Structured figure records:
**********

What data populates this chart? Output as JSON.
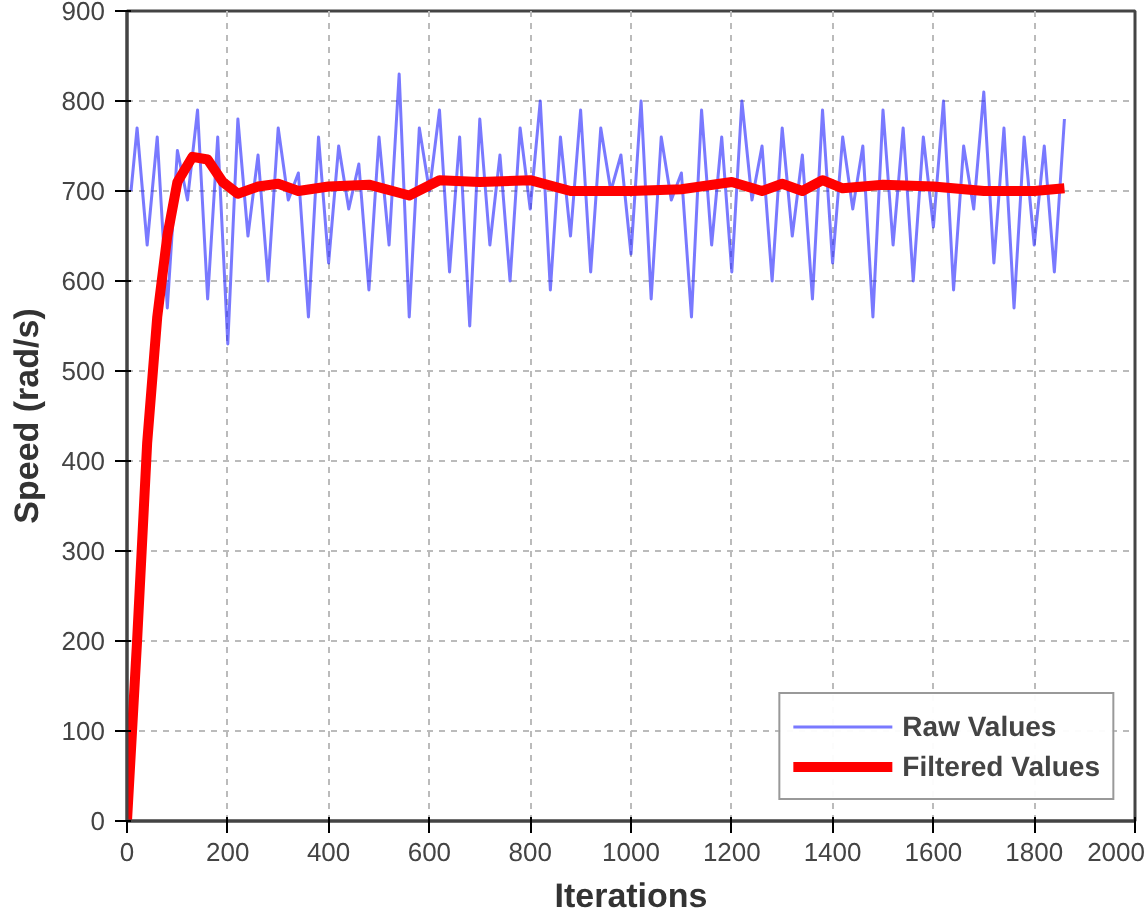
{
  "chart_data": {
    "type": "line",
    "xlabel": "Iterations",
    "ylabel": "Speed (rad/s)",
    "xlim": [
      0,
      2000
    ],
    "ylim": [
      0,
      900
    ],
    "xticks": [
      0,
      200,
      400,
      600,
      800,
      1000,
      1200,
      1400,
      1600,
      1800,
      2000
    ],
    "yticks": [
      0,
      100,
      200,
      300,
      400,
      500,
      600,
      700,
      800,
      900
    ],
    "grid": true,
    "legend": "bottom right",
    "line_style": "solid",
    "series": [
      {
        "name": "Raw Values",
        "color": "#2020ff",
        "x": [
          8,
          20,
          40,
          60,
          80,
          100,
          120,
          140,
          160,
          180,
          200,
          220,
          240,
          260,
          280,
          300,
          320,
          340,
          360,
          380,
          400,
          420,
          440,
          460,
          480,
          500,
          520,
          540,
          560,
          580,
          600,
          620,
          640,
          660,
          680,
          700,
          720,
          740,
          760,
          780,
          800,
          820,
          840,
          860,
          880,
          900,
          920,
          940,
          960,
          980,
          1000,
          1020,
          1040,
          1060,
          1080,
          1100,
          1120,
          1140,
          1160,
          1180,
          1200,
          1220,
          1240,
          1260,
          1280,
          1300,
          1320,
          1340,
          1360,
          1380,
          1400,
          1420,
          1440,
          1460,
          1480,
          1500,
          1520,
          1540,
          1560,
          1580,
          1600,
          1620,
          1640,
          1660,
          1680,
          1700,
          1720,
          1740,
          1760,
          1780,
          1800,
          1820,
          1840,
          1860
        ],
        "values": [
          700,
          770,
          640,
          760,
          570,
          745,
          690,
          790,
          580,
          760,
          530,
          780,
          650,
          740,
          600,
          770,
          690,
          720,
          560,
          760,
          620,
          750,
          680,
          730,
          590,
          760,
          640,
          830,
          560,
          770,
          700,
          790,
          610,
          760,
          550,
          780,
          640,
          740,
          600,
          770,
          680,
          800,
          590,
          760,
          650,
          790,
          610,
          770,
          700,
          740,
          630,
          800,
          580,
          760,
          690,
          720,
          560,
          790,
          640,
          760,
          610,
          800,
          690,
          750,
          600,
          770,
          650,
          740,
          580,
          790,
          620,
          760,
          680,
          750,
          560,
          790,
          640,
          770,
          600,
          760,
          660,
          800,
          590,
          750,
          680,
          810,
          620,
          770,
          570,
          760,
          640,
          750,
          610,
          780
        ]
      },
      {
        "name": "Filtered Values",
        "color": "#ff0000",
        "x": [
          0,
          20,
          40,
          60,
          80,
          100,
          130,
          160,
          190,
          220,
          260,
          300,
          340,
          400,
          480,
          560,
          620,
          700,
          800,
          880,
          1000,
          1100,
          1200,
          1260,
          1300,
          1340,
          1380,
          1420,
          1500,
          1600,
          1700,
          1800,
          1860
        ],
        "values": [
          0,
          200,
          420,
          560,
          650,
          710,
          738,
          735,
          710,
          697,
          705,
          708,
          700,
          705,
          707,
          695,
          712,
          710,
          712,
          700,
          700,
          702,
          710,
          700,
          708,
          700,
          712,
          703,
          707,
          705,
          700,
          700,
          703
        ]
      }
    ]
  }
}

**********

Keep only the lines that hold the string "name", and copy them out.

Exercise result:
        "name": "Raw Values",
        "name": "Filtered Values",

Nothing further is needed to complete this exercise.